_PROBLEM TO SOLVE_. Copy all lines that contain the word "name".

(Extracted data entries)
"""
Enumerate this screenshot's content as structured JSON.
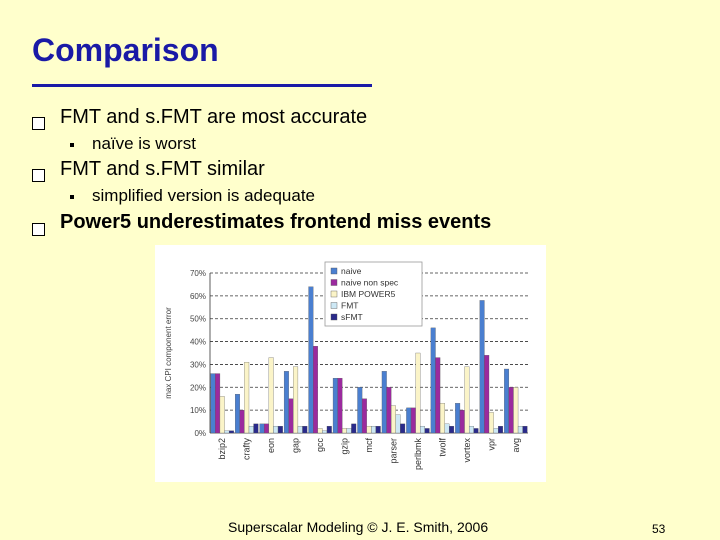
{
  "slide": {
    "title": "Comparison",
    "bullets": [
      {
        "text": "FMT and s.FMT are most accurate",
        "sub": "naïve is worst"
      },
      {
        "text": "FMT and s.FMT similar",
        "sub": "simplified version is adequate"
      },
      {
        "text": "Power5 underestimates frontend miss events",
        "sub": ""
      }
    ],
    "footer": "Superscalar Modeling © J. E. Smith, 2006",
    "page_number": "53"
  },
  "chart_data": {
    "type": "bar",
    "ylabel": "max CPI component error",
    "ylim": [
      0,
      70
    ],
    "yticks": [
      "0%",
      "10%",
      "20%",
      "30%",
      "40%",
      "50%",
      "60%",
      "70%"
    ],
    "grid": true,
    "legend_placement": "top-center",
    "categories": [
      "bzip2",
      "crafty",
      "eon",
      "gap",
      "gcc",
      "gzip",
      "mcf",
      "parser",
      "perlbmk",
      "twolf",
      "vortex",
      "vpr",
      "avg"
    ],
    "series": [
      {
        "name": "naive",
        "color": "#4a7fd0",
        "values": [
          26,
          17,
          4,
          27,
          64,
          24,
          20,
          27,
          11,
          46,
          13,
          58,
          28
        ]
      },
      {
        "name": "naive non spec",
        "color": "#9b2a9e",
        "values": [
          26,
          10,
          4,
          15,
          38,
          24,
          15,
          20,
          11,
          33,
          10,
          34,
          20
        ]
      },
      {
        "name": "IBM POWER5",
        "color": "#fbf4c8",
        "values": [
          16,
          31,
          33,
          29,
          2,
          2,
          3,
          12,
          35,
          13,
          29,
          9,
          20
        ]
      },
      {
        "name": "FMT",
        "color": "#cde8f5",
        "values": [
          1,
          3,
          3,
          3,
          1,
          2,
          3,
          8,
          3,
          4,
          3,
          2,
          3
        ]
      },
      {
        "name": "sFMT",
        "color": "#2a2a8a",
        "values": [
          1,
          4,
          3,
          3,
          3,
          4,
          3,
          4,
          2,
          3,
          2,
          3,
          3
        ]
      }
    ]
  }
}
"""
_EXERCISE ANSWER_.
        "name": "naive",
        "name": "naive non spec",
        "name": "IBM POWER5",
        "name": "FMT",
        "name": "sFMT",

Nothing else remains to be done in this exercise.